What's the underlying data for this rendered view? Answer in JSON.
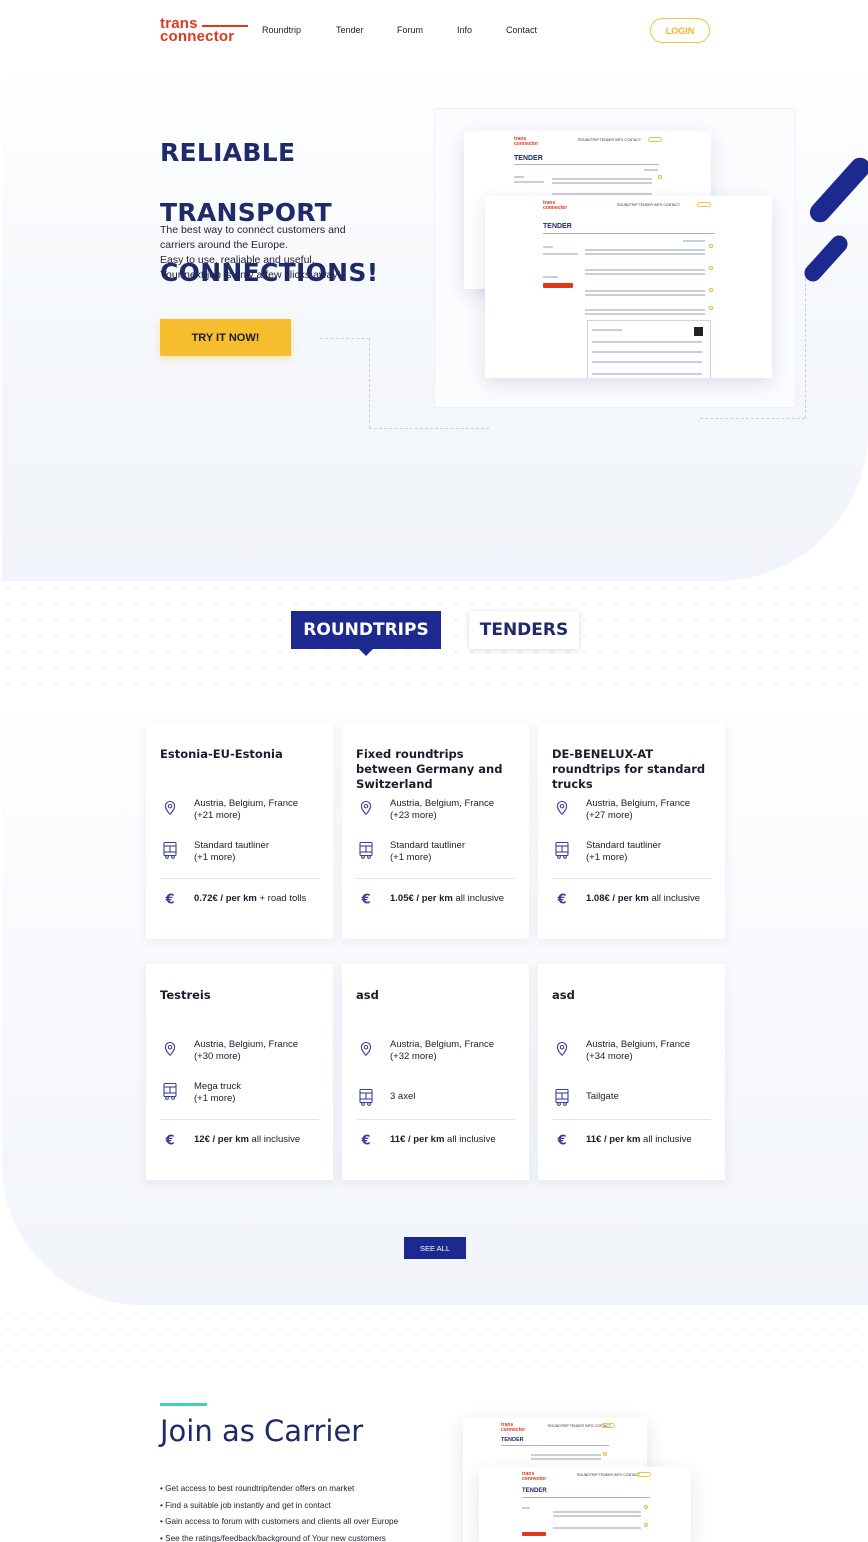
{
  "header": {
    "logo_line1": "trans",
    "logo_line2": "connector",
    "nav": [
      "Roundtrip",
      "Tender",
      "Forum",
      "Info",
      "Contact"
    ],
    "login_label": "LOGIN"
  },
  "hero": {
    "title_lines": [
      "RELIABLE",
      "TRANSPORT",
      "CONNECTIONS!"
    ],
    "text_lines": [
      "The best way to connect customers and",
      "carriers around the Europe.",
      "Easy to use, realiable and useful.",
      "Your next job is only a few clicks away!"
    ],
    "cta_label": "TRY IT NOW!",
    "mock_back": {
      "logo1": "trans",
      "logo2": "connector",
      "nav": "ROUNDTRIP TENDER INFO CONTACT",
      "title": "TENDER"
    },
    "mock_front": {
      "logo1": "trans",
      "logo2": "connector",
      "nav": "ROUNDTRIP TENDER INFO CONTACT",
      "title": "TENDER"
    }
  },
  "tabs": {
    "active": "ROUNDTRIPS",
    "inactive": "TENDERS"
  },
  "cards": [
    {
      "title": "Estonia-EU-Estonia",
      "countries": "Austria, Belgium, France",
      "countries_more": "(+21 more)",
      "truck": "Standard tautliner",
      "truck_more": "(+1 more)",
      "price": "0.72€ / per km",
      "price_note": " + road tolls"
    },
    {
      "title": "Fixed roundtrips between Germany and Switzerland",
      "countries": "Austria, Belgium, France",
      "countries_more": "(+23 more)",
      "truck": "Standard tautliner",
      "truck_more": "(+1 more)",
      "price": "1.05€ / per km",
      "price_note": " all inclusive"
    },
    {
      "title": "DE-BENELUX-AT roundtrips for standard trucks",
      "countries": "Austria, Belgium, France",
      "countries_more": "(+27 more)",
      "truck": "Standard tautliner",
      "truck_more": "(+1 more)",
      "price": "1.08€ / per km",
      "price_note": " all inclusive"
    },
    {
      "title": "Testreis",
      "countries": "Austria, Belgium, France",
      "countries_more": "(+30 more)",
      "truck": "Mega truck",
      "truck_more": "(+1 more)",
      "price": "12€ / per km",
      "price_note": " all inclusive"
    },
    {
      "title": "asd",
      "countries": "Austria, Belgium, France",
      "countries_more": "(+32 more)",
      "truck": "3 axel",
      "truck_more": "",
      "price": "11€ / per km",
      "price_note": " all inclusive"
    },
    {
      "title": "asd",
      "countries": "Austria, Belgium, France",
      "countries_more": "(+34 more)",
      "truck": "Tailgate",
      "truck_more": "",
      "price": "11€ / per km",
      "price_note": " all inclusive"
    }
  ],
  "see_all_label": "SEE ALL",
  "join": {
    "title": "Join as Carrier",
    "bullets": [
      "• Get access to best roundtrip/tender offers on market",
      "• Find a suitable job instantly and get in contact",
      "• Gain access to forum with customers and clients all over Europe",
      "• See the ratings/feedback/background of Your new customers"
    ],
    "mock_back": {
      "logo1": "trans",
      "logo2": "connector",
      "nav": "ROUNDTRIP TENDER INFO CONTACT",
      "title": "TENDER"
    },
    "mock_front": {
      "logo1": "trans",
      "logo2": "connector",
      "nav": "ROUNDTRIP TENDER INFO CONTACT",
      "title": "TENDER"
    }
  },
  "colors": {
    "brand_red": "#e3371c",
    "navy": "#1c2a8f",
    "yellow": "#f6bd2e",
    "mint": "#3fd3a5"
  }
}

※ ※ ※

### Task to carry out
In the entries above, some lines may contain the string "best"; report how many, without additional comment.

### Task response
2